> [RECORDS PROVIDED]
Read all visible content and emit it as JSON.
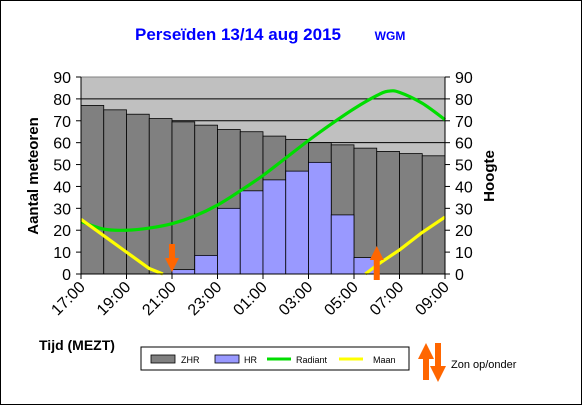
{
  "title": "Perseïden 13/14 aug 2015",
  "subtitle": "WGM",
  "colors": {
    "zhr": "#808080",
    "hr": "#9999ff",
    "radiant": "#00dd00",
    "maan": "#ffff00",
    "arrow": "#ff6600",
    "plot_bg": "#c0c0c0"
  },
  "chart_data": {
    "type": "bar",
    "title": "Perseïden 13/14 aug 2015",
    "subtitle": "WGM",
    "xlabel": "Tijd (MEZT)",
    "ylabel": "Aantal meteoren",
    "y2label": "Hoogte",
    "ylim": [
      0,
      90
    ],
    "y2lim": [
      0,
      90
    ],
    "yticks": [
      "0",
      "10",
      "20",
      "30",
      "40",
      "50",
      "60",
      "70",
      "80",
      "90"
    ],
    "y2ticks": [
      "0",
      "10",
      "20",
      "30",
      "40",
      "50",
      "60",
      "70",
      "80",
      "90"
    ],
    "xtick_labels": [
      "17:00",
      "19:00",
      "21:00",
      "23:00",
      "01:00",
      "03:00",
      "05:00",
      "07:00",
      "09:00"
    ],
    "grid": true,
    "categories": [
      "17:00",
      "18:00",
      "19:00",
      "20:00",
      "21:00",
      "22:00",
      "23:00",
      "00:00",
      "01:00",
      "02:00",
      "03:00",
      "04:00",
      "05:00",
      "06:00",
      "07:00",
      "08:00"
    ],
    "series": [
      {
        "name": "ZHR",
        "type": "bar",
        "values": [
          77,
          75,
          73,
          71,
          69.5,
          68,
          66,
          65,
          63,
          61.5,
          60,
          59,
          57.5,
          56,
          55,
          54
        ]
      },
      {
        "name": "HR",
        "type": "bar",
        "values": [
          0,
          0,
          0,
          0,
          2,
          8.5,
          30,
          38,
          43,
          47,
          51,
          27,
          7.5,
          0,
          0,
          0
        ]
      },
      {
        "name": "Radiant",
        "type": "line",
        "axis": "right",
        "x": [
          17,
          18,
          19,
          20,
          21,
          22,
          23,
          24,
          25,
          26,
          27,
          28,
          29,
          30,
          30.5,
          31,
          32,
          33
        ],
        "values": [
          24,
          20.5,
          20,
          21,
          23,
          26.5,
          31.5,
          38,
          45,
          53,
          61,
          68.5,
          75.5,
          81.5,
          83.5,
          83,
          78,
          70.5
        ]
      },
      {
        "name": "Maan",
        "type": "line",
        "axis": "right",
        "x": [
          17,
          18,
          19,
          20,
          20.6,
          29.5,
          30,
          31,
          32,
          33
        ],
        "values": [
          25,
          17.5,
          10,
          2.5,
          0,
          0,
          4,
          11,
          19,
          26
        ]
      }
    ],
    "sun_events": [
      {
        "time": 21,
        "direction": "down"
      },
      {
        "time": 30,
        "direction": "up"
      }
    ],
    "legend": [
      "ZHR",
      "HR",
      "Radiant",
      "Maan"
    ],
    "legend_placement": "bottom",
    "extra_legend": "Zon op/onder"
  }
}
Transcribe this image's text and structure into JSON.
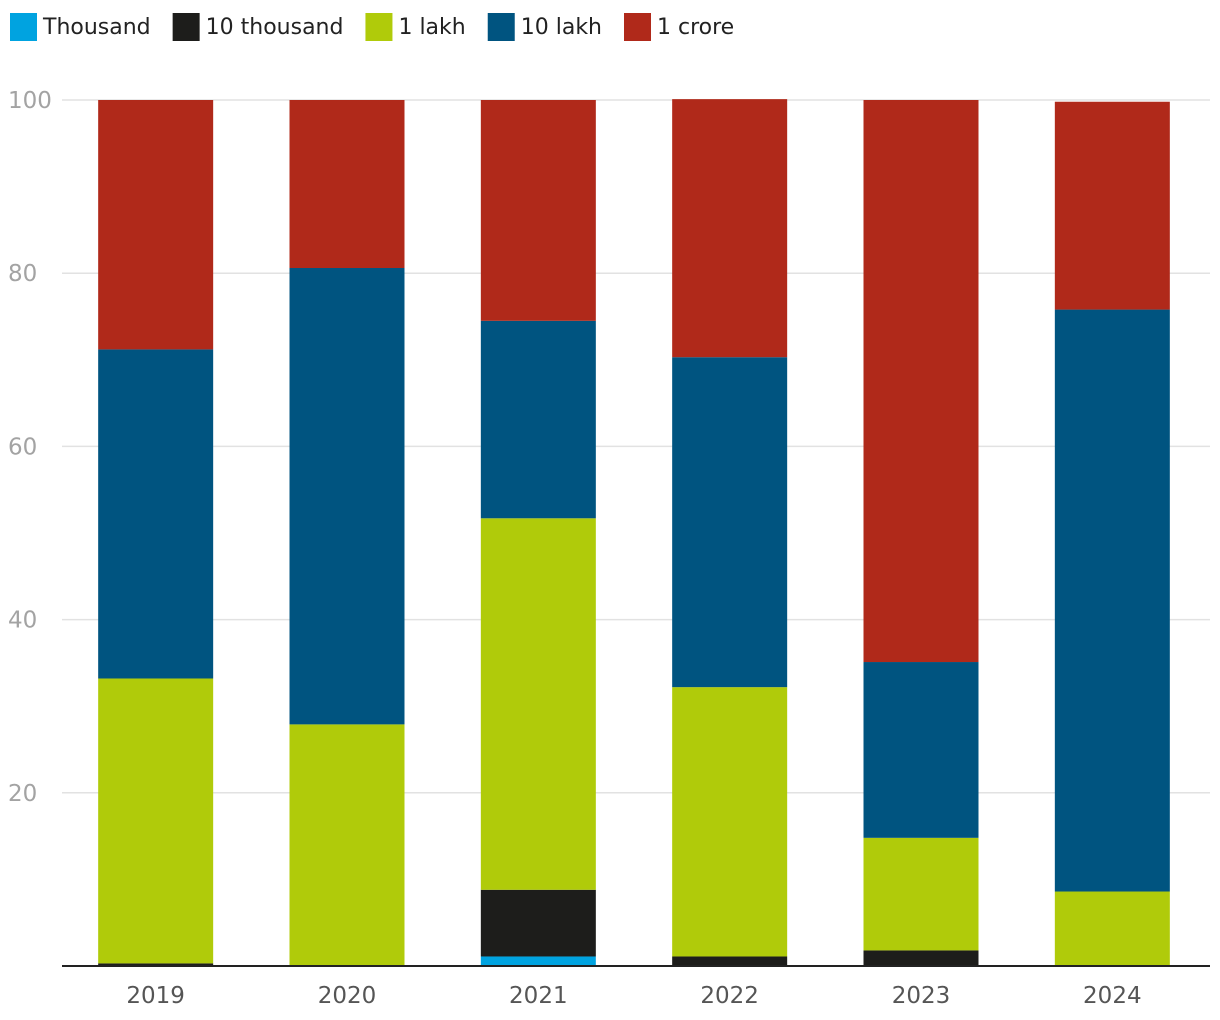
{
  "chart_data": {
    "type": "bar",
    "stacked": true,
    "categories": [
      "2019",
      "2020",
      "2021",
      "2022",
      "2023",
      "2024"
    ],
    "series": [
      {
        "name": "Thousand",
        "color": "#00a3e0",
        "values": [
          0,
          0,
          1.1,
          0,
          0,
          0
        ]
      },
      {
        "name": "10 thousand",
        "color": "#1d1d1b",
        "values": [
          0.3,
          0,
          7.7,
          1.1,
          1.8,
          0
        ]
      },
      {
        "name": "1 lakh",
        "color": "#b0cb0a",
        "values": [
          32.9,
          27.9,
          42.9,
          31.1,
          13.0,
          8.6
        ]
      },
      {
        "name": "10 lakh",
        "color": "#005480",
        "values": [
          38.0,
          52.7,
          22.8,
          38.1,
          20.3,
          67.2
        ]
      },
      {
        "name": "1 crore",
        "color": "#b0291a",
        "values": [
          28.8,
          19.4,
          25.5,
          29.8,
          64.9,
          24.0
        ]
      }
    ],
    "ylim": [
      0,
      100
    ],
    "yticks": [
      20,
      40,
      60,
      80,
      100
    ],
    "grid": true,
    "legend": "top-left"
  }
}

> [THE PROBLEM]
Your copy of the data above should match it exactly, except that pictures are left out.

> [SOLUTION]
Read all visible content and emit it as JSON.
{
  "title": "Perseïden 13/14 aug 2015",
  "subtitle": "WGM",
  "colors": {
    "zhr": "#808080",
    "hr": "#9999ff",
    "radiant": "#00dd00",
    "maan": "#ffff00",
    "arrow": "#ff6600",
    "plot_bg": "#c0c0c0"
  },
  "chart_data": {
    "type": "bar",
    "title": "Perseïden 13/14 aug 2015",
    "subtitle": "WGM",
    "xlabel": "Tijd (MEZT)",
    "ylabel": "Aantal meteoren",
    "y2label": "Hoogte",
    "ylim": [
      0,
      90
    ],
    "y2lim": [
      0,
      90
    ],
    "yticks": [
      "0",
      "10",
      "20",
      "30",
      "40",
      "50",
      "60",
      "70",
      "80",
      "90"
    ],
    "y2ticks": [
      "0",
      "10",
      "20",
      "30",
      "40",
      "50",
      "60",
      "70",
      "80",
      "90"
    ],
    "xtick_labels": [
      "17:00",
      "19:00",
      "21:00",
      "23:00",
      "01:00",
      "03:00",
      "05:00",
      "07:00",
      "09:00"
    ],
    "grid": true,
    "categories": [
      "17:00",
      "18:00",
      "19:00",
      "20:00",
      "21:00",
      "22:00",
      "23:00",
      "00:00",
      "01:00",
      "02:00",
      "03:00",
      "04:00",
      "05:00",
      "06:00",
      "07:00",
      "08:00"
    ],
    "series": [
      {
        "name": "ZHR",
        "type": "bar",
        "values": [
          77,
          75,
          73,
          71,
          69.5,
          68,
          66,
          65,
          63,
          61.5,
          60,
          59,
          57.5,
          56,
          55,
          54
        ]
      },
      {
        "name": "HR",
        "type": "bar",
        "values": [
          0,
          0,
          0,
          0,
          2,
          8.5,
          30,
          38,
          43,
          47,
          51,
          27,
          7.5,
          0,
          0,
          0
        ]
      },
      {
        "name": "Radiant",
        "type": "line",
        "axis": "right",
        "x": [
          17,
          18,
          19,
          20,
          21,
          22,
          23,
          24,
          25,
          26,
          27,
          28,
          29,
          30,
          30.5,
          31,
          32,
          33
        ],
        "values": [
          24,
          20.5,
          20,
          21,
          23,
          26.5,
          31.5,
          38,
          45,
          53,
          61,
          68.5,
          75.5,
          81.5,
          83.5,
          83,
          78,
          70.5
        ]
      },
      {
        "name": "Maan",
        "type": "line",
        "axis": "right",
        "x": [
          17,
          18,
          19,
          20,
          20.6,
          29.5,
          30,
          31,
          32,
          33
        ],
        "values": [
          25,
          17.5,
          10,
          2.5,
          0,
          0,
          4,
          11,
          19,
          26
        ]
      }
    ],
    "sun_events": [
      {
        "time": 21,
        "direction": "down"
      },
      {
        "time": 30,
        "direction": "up"
      }
    ],
    "legend": [
      "ZHR",
      "HR",
      "Radiant",
      "Maan"
    ],
    "legend_placement": "bottom",
    "extra_legend": "Zon op/onder"
  }
}
Transcribe this image's text and structure into JSON.
{
  "chart_data": {
    "type": "bar",
    "stacked": true,
    "categories": [
      "2019",
      "2020",
      "2021",
      "2022",
      "2023",
      "2024"
    ],
    "series": [
      {
        "name": "Thousand",
        "color": "#00a3e0",
        "values": [
          0,
          0,
          1.1,
          0,
          0,
          0
        ]
      },
      {
        "name": "10 thousand",
        "color": "#1d1d1b",
        "values": [
          0.3,
          0,
          7.7,
          1.1,
          1.8,
          0
        ]
      },
      {
        "name": "1 lakh",
        "color": "#b0cb0a",
        "values": [
          32.9,
          27.9,
          42.9,
          31.1,
          13.0,
          8.6
        ]
      },
      {
        "name": "10 lakh",
        "color": "#005480",
        "values": [
          38.0,
          52.7,
          22.8,
          38.1,
          20.3,
          67.2
        ]
      },
      {
        "name": "1 crore",
        "color": "#b0291a",
        "values": [
          28.8,
          19.4,
          25.5,
          29.8,
          64.9,
          24.0
        ]
      }
    ],
    "ylim": [
      0,
      100
    ],
    "yticks": [
      20,
      40,
      60,
      80,
      100
    ],
    "grid": true,
    "legend": "top-left"
  }
}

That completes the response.